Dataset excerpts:
++++++++++++++++++++

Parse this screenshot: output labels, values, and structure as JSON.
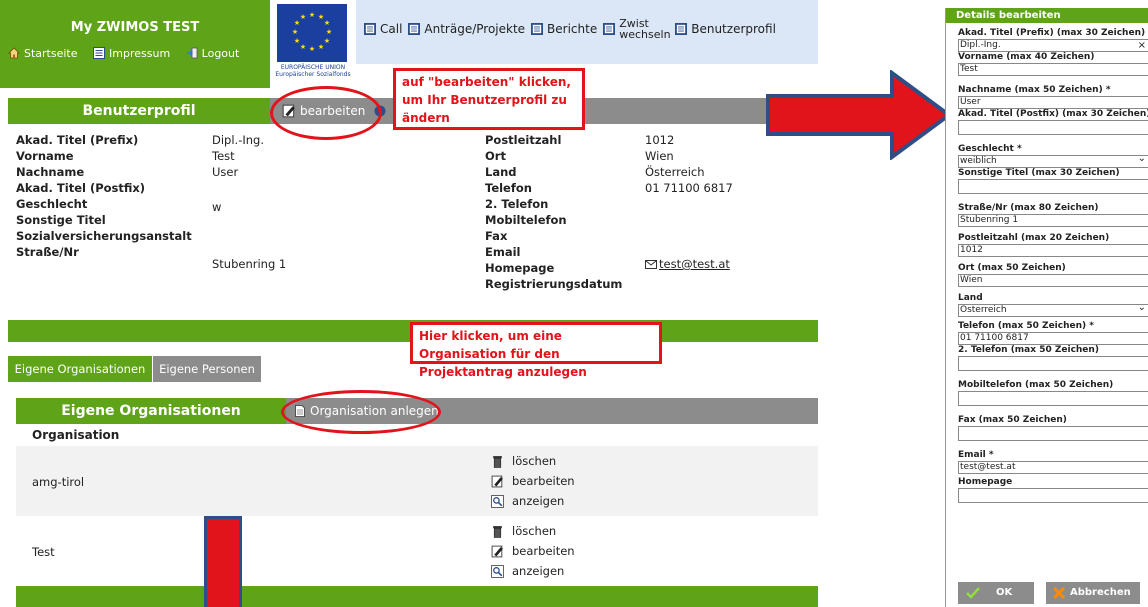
{
  "app": {
    "title": "My ZWIMOS TEST",
    "topnav": [
      "Startseite",
      "Impressum",
      "Logout"
    ],
    "eu_logo_text": "EUROPÄISCHE UNION Europäischer Sozialfonds"
  },
  "mainnav": {
    "items": [
      "Call",
      "Anträge/Projekte",
      "Berichte",
      "Zwist wechseln",
      "Benutzerprofil"
    ]
  },
  "profile": {
    "section_title": "Benutzerprofil",
    "edit_label": "bearbeiten",
    "left_fields": [
      {
        "label": "Akad. Titel (Prefix)",
        "value": "Dipl.-Ing."
      },
      {
        "label": "Vorname",
        "value": "Test"
      },
      {
        "label": "Nachname",
        "value": "User"
      },
      {
        "label": "Akad. Titel (Postfix)",
        "value": ""
      },
      {
        "label": "Geschlecht",
        "value": "w"
      },
      {
        "label": "Sonstige Titel",
        "value": ""
      },
      {
        "label": "Sozialversicherungsanstalt",
        "value": ""
      },
      {
        "label": "Straße/Nr",
        "value": "Stubenring 1"
      }
    ],
    "right_fields": [
      {
        "label": "Postleitzahl",
        "value": "1012"
      },
      {
        "label": "Ort",
        "value": "Wien"
      },
      {
        "label": "Land",
        "value": "Österreich"
      },
      {
        "label": "Telefon",
        "value": "01 71100 6817"
      },
      {
        "label": "2. Telefon",
        "value": ""
      },
      {
        "label": "Mobiltelefon",
        "value": ""
      },
      {
        "label": "Fax",
        "value": ""
      },
      {
        "label": "Email",
        "value": "test@test.at"
      },
      {
        "label": "Homepage",
        "value": ""
      },
      {
        "label": "Registrierungsdatum",
        "value": ""
      }
    ]
  },
  "callouts": {
    "edit_hint": "auf \"bearbeiten\" klicken, um Ihr Benutzerprofil zu ändern",
    "org_hint": "Hier klicken, um eine Organisation für den Projektantrag anzulegen"
  },
  "tabs": [
    "Eigene Organisationen",
    "Eigene Personen"
  ],
  "organisations": {
    "section_title": "Eigene Organisationen",
    "create_label": "Organisation anlegen",
    "column_header": "Organisation",
    "rows": [
      {
        "name": "amg-tirol",
        "actions": [
          "löschen",
          "bearbeiten",
          "anzeigen"
        ]
      },
      {
        "name": "Test",
        "actions": [
          "löschen",
          "bearbeiten",
          "anzeigen"
        ]
      }
    ]
  },
  "dialog": {
    "title": "Details bearbeiten",
    "fields": [
      {
        "label": "Akad. Titel (Prefix) (max 30 Zeichen)",
        "value": "Dipl.-Ing.",
        "type": "text-clear"
      },
      {
        "label": "Vorname (max 40 Zeichen)",
        "value": "Test",
        "type": "text"
      },
      {
        "label": "Nachname (max 50 Zeichen) *",
        "value": "User",
        "type": "text"
      },
      {
        "label": "Akad. Titel (Postfix) (max 30 Zeichen)",
        "value": "",
        "type": "text"
      },
      {
        "label": "Geschlecht *",
        "value": "weiblich",
        "type": "select"
      },
      {
        "label": "Sonstige Titel (max 30 Zeichen)",
        "value": "",
        "type": "text"
      },
      {
        "label": "Straße/Nr (max 80 Zeichen)",
        "value": "Stubenring 1",
        "type": "text"
      },
      {
        "label": "Postleitzahl (max 20 Zeichen)",
        "value": "1012",
        "type": "text"
      },
      {
        "label": "Ort (max 50 Zeichen)",
        "value": "Wien",
        "type": "text"
      },
      {
        "label": "Land",
        "value": "Österreich",
        "type": "select"
      },
      {
        "label": "Telefon (max 50 Zeichen) *",
        "value": "01 71100 6817",
        "type": "text"
      },
      {
        "label": "2. Telefon (max 50 Zeichen)",
        "value": "",
        "type": "text"
      },
      {
        "label": "Mobiltelefon (max 50 Zeichen)",
        "value": "",
        "type": "text"
      },
      {
        "label": "Fax (max 50 Zeichen)",
        "value": "",
        "type": "text"
      },
      {
        "label": "Email *",
        "value": "test@test.at",
        "type": "text"
      },
      {
        "label": "Homepage",
        "value": "",
        "type": "text"
      }
    ],
    "ok_label": "OK",
    "cancel_label": "Abbrechen",
    "clear_glyph": "×"
  },
  "colors": {
    "green": "#5fa418",
    "grey": "#8c8c8c",
    "nav_bg": "#dbe7f6",
    "annotation_red": "#e2141b",
    "arrow_border": "#2e4f86"
  }
}
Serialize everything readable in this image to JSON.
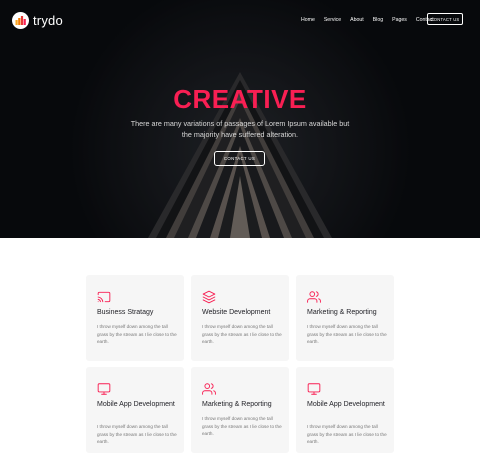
{
  "brand": {
    "name": "trydo"
  },
  "nav": {
    "items": [
      "Home",
      "Service",
      "About",
      "Blog",
      "Pages",
      "Contact"
    ],
    "cta": "CONTACT US"
  },
  "hero": {
    "title": "CREATIVE",
    "subtitle": "There are many variations of passages of Lorem Ipsum available but the majority have suffered alteration.",
    "button": "CONTACT US"
  },
  "services": [
    {
      "icon": "cast-icon",
      "title": "Business Stratagy",
      "description": "I throw myself down among the tall grass by the stream as I lie close to the earth."
    },
    {
      "icon": "layers-icon",
      "title": "Website Development",
      "description": "I throw myself down among the tall grass by the stream as I lie close to the earth."
    },
    {
      "icon": "users-icon",
      "title": "Marketing & Reporting",
      "description": "I throw myself down among the tall grass by the stream as I lie close to the earth."
    },
    {
      "icon": "monitor-icon",
      "title": "Mobile App Development",
      "description": "I throw myself down among the tall grass by the stream as I lie close to the earth."
    },
    {
      "icon": "users-icon",
      "title": "Marketing & Reporting",
      "description": "I throw myself down among the tall grass by the stream as I lie close to the earth."
    },
    {
      "icon": "monitor-icon",
      "title": "Mobile App Development",
      "description": "I throw myself down among the tall grass by the stream as I lie close to the earth."
    }
  ],
  "colors": {
    "accent": "#f81f53",
    "hero_bg": "#0d0f14",
    "card_bg": "#f6f6f6"
  }
}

++++++++++++++++++++

Generate a word-for-word copy of the preceding records, excluding all pictures.

[Worked solution]
Parse this screenshot: output labels, values, and structure as JSON.
{
  "app": {
    "title": "My ZWIMOS TEST",
    "topnav": [
      "Startseite",
      "Impressum",
      "Logout"
    ],
    "eu_logo_text": "EUROPÄISCHE UNION Europäischer Sozialfonds"
  },
  "mainnav": {
    "items": [
      "Call",
      "Anträge/Projekte",
      "Berichte",
      "Zwist wechseln",
      "Benutzerprofil"
    ]
  },
  "profile": {
    "section_title": "Benutzerprofil",
    "edit_label": "bearbeiten",
    "left_fields": [
      {
        "label": "Akad. Titel (Prefix)",
        "value": "Dipl.-Ing."
      },
      {
        "label": "Vorname",
        "value": "Test"
      },
      {
        "label": "Nachname",
        "value": "User"
      },
      {
        "label": "Akad. Titel (Postfix)",
        "value": ""
      },
      {
        "label": "Geschlecht",
        "value": "w"
      },
      {
        "label": "Sonstige Titel",
        "value": ""
      },
      {
        "label": "Sozialversicherungsanstalt",
        "value": ""
      },
      {
        "label": "Straße/Nr",
        "value": "Stubenring 1"
      }
    ],
    "right_fields": [
      {
        "label": "Postleitzahl",
        "value": "1012"
      },
      {
        "label": "Ort",
        "value": "Wien"
      },
      {
        "label": "Land",
        "value": "Österreich"
      },
      {
        "label": "Telefon",
        "value": "01 71100 6817"
      },
      {
        "label": "2. Telefon",
        "value": ""
      },
      {
        "label": "Mobiltelefon",
        "value": ""
      },
      {
        "label": "Fax",
        "value": ""
      },
      {
        "label": "Email",
        "value": "test@test.at"
      },
      {
        "label": "Homepage",
        "value": ""
      },
      {
        "label": "Registrierungsdatum",
        "value": ""
      }
    ]
  },
  "callouts": {
    "edit_hint": "auf \"bearbeiten\" klicken, um Ihr Benutzerprofil zu ändern",
    "org_hint": "Hier klicken, um eine Organisation für den Projektantrag anzulegen"
  },
  "tabs": [
    "Eigene Organisationen",
    "Eigene Personen"
  ],
  "organisations": {
    "section_title": "Eigene Organisationen",
    "create_label": "Organisation anlegen",
    "column_header": "Organisation",
    "rows": [
      {
        "name": "amg-tirol",
        "actions": [
          "löschen",
          "bearbeiten",
          "anzeigen"
        ]
      },
      {
        "name": "Test",
        "actions": [
          "löschen",
          "bearbeiten",
          "anzeigen"
        ]
      }
    ]
  },
  "dialog": {
    "title": "Details bearbeiten",
    "fields": [
      {
        "label": "Akad. Titel (Prefix) (max 30 Zeichen)",
        "value": "Dipl.-Ing.",
        "type": "text-clear"
      },
      {
        "label": "Vorname (max 40 Zeichen)",
        "value": "Test",
        "type": "text"
      },
      {
        "label": "Nachname (max 50 Zeichen) *",
        "value": "User",
        "type": "text"
      },
      {
        "label": "Akad. Titel (Postfix) (max 30 Zeichen)",
        "value": "",
        "type": "text"
      },
      {
        "label": "Geschlecht *",
        "value": "weiblich",
        "type": "select"
      },
      {
        "label": "Sonstige Titel (max 30 Zeichen)",
        "value": "",
        "type": "text"
      },
      {
        "label": "Straße/Nr (max 80 Zeichen)",
        "value": "Stubenring 1",
        "type": "text"
      },
      {
        "label": "Postleitzahl (max 20 Zeichen)",
        "value": "1012",
        "type": "text"
      },
      {
        "label": "Ort (max 50 Zeichen)",
        "value": "Wien",
        "type": "text"
      },
      {
        "label": "Land",
        "value": "Österreich",
        "type": "select"
      },
      {
        "label": "Telefon (max 50 Zeichen) *",
        "value": "01 71100 6817",
        "type": "text"
      },
      {
        "label": "2. Telefon (max 50 Zeichen)",
        "value": "",
        "type": "text"
      },
      {
        "label": "Mobiltelefon (max 50 Zeichen)",
        "value": "",
        "type": "text"
      },
      {
        "label": "Fax (max 50 Zeichen)",
        "value": "",
        "type": "text"
      },
      {
        "label": "Email *",
        "value": "test@test.at",
        "type": "text"
      },
      {
        "label": "Homepage",
        "value": "",
        "type": "text"
      }
    ],
    "ok_label": "OK",
    "cancel_label": "Abbrechen",
    "clear_glyph": "×"
  },
  "colors": {
    "green": "#5fa418",
    "grey": "#8c8c8c",
    "nav_bg": "#dbe7f6",
    "annotation_red": "#e2141b",
    "arrow_border": "#2e4f86"
  }
}
Serialize everything readable in this image to JSON.
{
  "brand": {
    "name": "trydo"
  },
  "nav": {
    "items": [
      "Home",
      "Service",
      "About",
      "Blog",
      "Pages",
      "Contact"
    ],
    "cta": "CONTACT US"
  },
  "hero": {
    "title": "CREATIVE",
    "subtitle": "There are many variations of passages of Lorem Ipsum available but the majority have suffered alteration.",
    "button": "CONTACT US"
  },
  "services": [
    {
      "icon": "cast-icon",
      "title": "Business Stratagy",
      "description": "I throw myself down among the tall grass by the stream as I lie close to the earth."
    },
    {
      "icon": "layers-icon",
      "title": "Website Development",
      "description": "I throw myself down among the tall grass by the stream as I lie close to the earth."
    },
    {
      "icon": "users-icon",
      "title": "Marketing & Reporting",
      "description": "I throw myself down among the tall grass by the stream as I lie close to the earth."
    },
    {
      "icon": "monitor-icon",
      "title": "Mobile App Development",
      "description": "I throw myself down among the tall grass by the stream as I lie close to the earth."
    },
    {
      "icon": "users-icon",
      "title": "Marketing & Reporting",
      "description": "I throw myself down among the tall grass by the stream as I lie close to the earth."
    },
    {
      "icon": "monitor-icon",
      "title": "Mobile App Development",
      "description": "I throw myself down among the tall grass by the stream as I lie close to the earth."
    }
  ],
  "colors": {
    "accent": "#f81f53",
    "hero_bg": "#0d0f14",
    "card_bg": "#f6f6f6"
  }
}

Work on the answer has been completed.